(begin)

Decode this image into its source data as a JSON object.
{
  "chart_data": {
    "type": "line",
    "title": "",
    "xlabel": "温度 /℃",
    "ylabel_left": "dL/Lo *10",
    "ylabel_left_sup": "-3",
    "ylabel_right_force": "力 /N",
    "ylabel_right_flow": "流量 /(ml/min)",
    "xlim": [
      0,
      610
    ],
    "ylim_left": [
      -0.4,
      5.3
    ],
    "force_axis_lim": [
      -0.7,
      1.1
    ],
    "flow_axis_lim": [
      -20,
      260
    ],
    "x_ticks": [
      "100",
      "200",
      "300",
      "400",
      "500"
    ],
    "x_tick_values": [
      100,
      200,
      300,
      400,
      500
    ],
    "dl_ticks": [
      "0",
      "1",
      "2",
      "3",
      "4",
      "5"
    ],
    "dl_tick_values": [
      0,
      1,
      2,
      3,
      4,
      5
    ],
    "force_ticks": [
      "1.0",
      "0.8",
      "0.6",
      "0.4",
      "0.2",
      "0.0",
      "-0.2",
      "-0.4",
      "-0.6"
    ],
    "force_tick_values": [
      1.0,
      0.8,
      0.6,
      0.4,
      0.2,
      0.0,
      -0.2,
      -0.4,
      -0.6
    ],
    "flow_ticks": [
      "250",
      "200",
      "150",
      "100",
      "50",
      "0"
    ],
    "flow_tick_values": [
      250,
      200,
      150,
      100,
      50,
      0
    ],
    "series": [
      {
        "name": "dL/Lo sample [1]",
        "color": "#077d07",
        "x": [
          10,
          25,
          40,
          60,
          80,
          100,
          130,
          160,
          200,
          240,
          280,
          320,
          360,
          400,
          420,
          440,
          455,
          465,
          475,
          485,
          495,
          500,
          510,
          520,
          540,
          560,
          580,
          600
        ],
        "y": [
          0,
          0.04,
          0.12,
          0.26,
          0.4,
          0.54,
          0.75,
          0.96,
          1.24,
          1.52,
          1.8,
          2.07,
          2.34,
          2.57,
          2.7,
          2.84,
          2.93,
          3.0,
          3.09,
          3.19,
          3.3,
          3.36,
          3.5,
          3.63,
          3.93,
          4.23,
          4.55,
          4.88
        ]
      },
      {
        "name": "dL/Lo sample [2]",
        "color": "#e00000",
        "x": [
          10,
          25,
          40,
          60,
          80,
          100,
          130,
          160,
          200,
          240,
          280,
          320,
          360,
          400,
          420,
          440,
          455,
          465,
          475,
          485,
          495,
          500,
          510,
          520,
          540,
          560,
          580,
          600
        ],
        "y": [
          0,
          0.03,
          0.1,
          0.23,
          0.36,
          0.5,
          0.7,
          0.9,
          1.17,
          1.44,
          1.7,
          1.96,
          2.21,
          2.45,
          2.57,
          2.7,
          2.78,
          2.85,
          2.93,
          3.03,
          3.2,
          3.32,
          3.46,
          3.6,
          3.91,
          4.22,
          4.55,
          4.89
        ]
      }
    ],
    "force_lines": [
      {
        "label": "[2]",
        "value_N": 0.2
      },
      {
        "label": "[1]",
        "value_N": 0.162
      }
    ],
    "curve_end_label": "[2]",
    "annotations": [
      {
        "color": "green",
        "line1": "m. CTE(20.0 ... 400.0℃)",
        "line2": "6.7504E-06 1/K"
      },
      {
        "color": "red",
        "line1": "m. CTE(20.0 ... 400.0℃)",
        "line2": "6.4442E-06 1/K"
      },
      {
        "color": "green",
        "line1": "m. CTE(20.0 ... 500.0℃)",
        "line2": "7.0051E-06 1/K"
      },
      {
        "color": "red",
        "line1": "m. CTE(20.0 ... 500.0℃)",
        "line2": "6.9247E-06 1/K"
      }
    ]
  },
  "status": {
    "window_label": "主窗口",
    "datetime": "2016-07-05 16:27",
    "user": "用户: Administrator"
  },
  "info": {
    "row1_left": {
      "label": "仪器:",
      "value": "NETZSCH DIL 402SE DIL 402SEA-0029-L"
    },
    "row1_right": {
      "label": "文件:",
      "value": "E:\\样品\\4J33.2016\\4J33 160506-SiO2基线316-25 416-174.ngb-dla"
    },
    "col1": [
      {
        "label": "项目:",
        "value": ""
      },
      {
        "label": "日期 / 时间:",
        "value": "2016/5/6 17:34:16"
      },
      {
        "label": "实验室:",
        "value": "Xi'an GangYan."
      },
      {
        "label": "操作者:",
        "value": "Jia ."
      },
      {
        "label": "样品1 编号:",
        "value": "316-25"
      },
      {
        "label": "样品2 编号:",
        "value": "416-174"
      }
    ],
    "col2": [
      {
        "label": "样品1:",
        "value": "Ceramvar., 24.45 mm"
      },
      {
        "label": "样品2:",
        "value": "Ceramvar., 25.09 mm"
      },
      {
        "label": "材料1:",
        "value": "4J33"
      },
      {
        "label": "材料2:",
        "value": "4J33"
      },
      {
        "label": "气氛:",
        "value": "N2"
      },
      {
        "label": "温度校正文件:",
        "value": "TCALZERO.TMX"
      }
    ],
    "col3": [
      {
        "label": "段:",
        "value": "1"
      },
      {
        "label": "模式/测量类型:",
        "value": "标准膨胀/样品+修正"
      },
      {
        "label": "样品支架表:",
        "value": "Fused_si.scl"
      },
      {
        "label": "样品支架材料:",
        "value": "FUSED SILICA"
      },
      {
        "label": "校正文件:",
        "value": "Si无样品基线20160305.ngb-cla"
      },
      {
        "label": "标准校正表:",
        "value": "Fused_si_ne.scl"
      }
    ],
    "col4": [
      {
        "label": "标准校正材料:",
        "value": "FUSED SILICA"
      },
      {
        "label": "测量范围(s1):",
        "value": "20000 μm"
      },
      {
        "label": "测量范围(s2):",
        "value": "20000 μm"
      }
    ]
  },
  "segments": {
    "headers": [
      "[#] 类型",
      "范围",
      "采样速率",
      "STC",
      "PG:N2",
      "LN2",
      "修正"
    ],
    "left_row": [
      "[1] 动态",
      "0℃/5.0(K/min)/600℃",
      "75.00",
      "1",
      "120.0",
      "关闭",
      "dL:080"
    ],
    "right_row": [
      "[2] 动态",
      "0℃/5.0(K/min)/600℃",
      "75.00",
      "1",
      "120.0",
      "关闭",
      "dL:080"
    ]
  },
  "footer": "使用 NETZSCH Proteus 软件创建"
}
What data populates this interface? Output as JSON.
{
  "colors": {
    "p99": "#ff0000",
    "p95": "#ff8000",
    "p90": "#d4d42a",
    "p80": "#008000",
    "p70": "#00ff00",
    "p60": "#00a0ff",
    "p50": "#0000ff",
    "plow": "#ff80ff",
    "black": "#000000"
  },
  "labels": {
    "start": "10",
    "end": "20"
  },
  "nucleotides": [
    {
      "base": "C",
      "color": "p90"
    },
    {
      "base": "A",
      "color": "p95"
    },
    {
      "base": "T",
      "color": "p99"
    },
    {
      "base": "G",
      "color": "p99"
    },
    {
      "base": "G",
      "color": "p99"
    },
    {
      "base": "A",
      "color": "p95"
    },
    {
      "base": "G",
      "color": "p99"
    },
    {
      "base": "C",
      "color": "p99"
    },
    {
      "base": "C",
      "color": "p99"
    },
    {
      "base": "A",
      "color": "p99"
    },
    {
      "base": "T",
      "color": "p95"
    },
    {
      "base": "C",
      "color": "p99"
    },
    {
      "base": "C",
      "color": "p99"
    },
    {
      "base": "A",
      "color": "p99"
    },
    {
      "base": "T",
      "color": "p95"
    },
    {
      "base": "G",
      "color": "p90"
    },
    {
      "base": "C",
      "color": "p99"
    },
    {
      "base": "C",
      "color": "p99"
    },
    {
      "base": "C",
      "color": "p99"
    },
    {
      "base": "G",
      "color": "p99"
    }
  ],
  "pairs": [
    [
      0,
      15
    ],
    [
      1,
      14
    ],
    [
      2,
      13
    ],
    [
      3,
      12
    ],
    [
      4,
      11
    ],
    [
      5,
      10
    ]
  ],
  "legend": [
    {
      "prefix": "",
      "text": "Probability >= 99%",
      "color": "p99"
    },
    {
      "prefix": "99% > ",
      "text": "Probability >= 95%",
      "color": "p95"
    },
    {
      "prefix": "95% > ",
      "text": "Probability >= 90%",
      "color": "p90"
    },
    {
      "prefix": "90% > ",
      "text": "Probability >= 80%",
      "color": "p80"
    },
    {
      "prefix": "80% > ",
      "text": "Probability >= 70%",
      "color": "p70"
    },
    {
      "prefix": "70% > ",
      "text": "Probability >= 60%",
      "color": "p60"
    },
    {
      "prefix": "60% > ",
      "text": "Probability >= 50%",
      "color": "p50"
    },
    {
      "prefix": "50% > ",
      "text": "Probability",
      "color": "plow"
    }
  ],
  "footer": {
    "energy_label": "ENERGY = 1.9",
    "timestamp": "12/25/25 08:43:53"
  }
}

(end)

Exercise aim –
All lines of the data above that include the word "footer" must be shown.

Correct output –
  "footer": "使用 NETZSCH Proteus 软件创建"
  "footer": {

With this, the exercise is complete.